* _DATA TO PROCESS_:
-*-

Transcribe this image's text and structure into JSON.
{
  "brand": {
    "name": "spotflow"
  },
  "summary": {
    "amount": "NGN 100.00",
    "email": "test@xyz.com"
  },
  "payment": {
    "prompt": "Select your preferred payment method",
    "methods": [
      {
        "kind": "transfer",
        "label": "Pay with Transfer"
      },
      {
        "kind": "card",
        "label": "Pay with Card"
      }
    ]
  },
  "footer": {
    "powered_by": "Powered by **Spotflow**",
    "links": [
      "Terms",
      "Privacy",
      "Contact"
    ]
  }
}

-*-

* _OBJECTIVE_:
Copy each line of the data exactly, leaving nothing out.

* _ANSWER FOR THIS EXERCISE_:
Transcribe this image's text and structure into JSON.
{
  "brand": {
    "name": "spotflow"
  },
  "summary": {
    "amount": "NGN 100.00",
    "email": "test@xyz.com"
  },
  "payment": {
    "prompt": "Select your preferred payment method",
    "methods": [
      {
        "kind": "transfer",
        "label": "Pay with Transfer"
      },
      {
        "kind": "card",
        "label": "Pay with Card"
      }
    ]
  },
  "footer": {
    "powered_by": "Powered by **Spotflow**",
    "links": [
      "Terms",
      "Privacy",
      "Contact"
    ]
  }
}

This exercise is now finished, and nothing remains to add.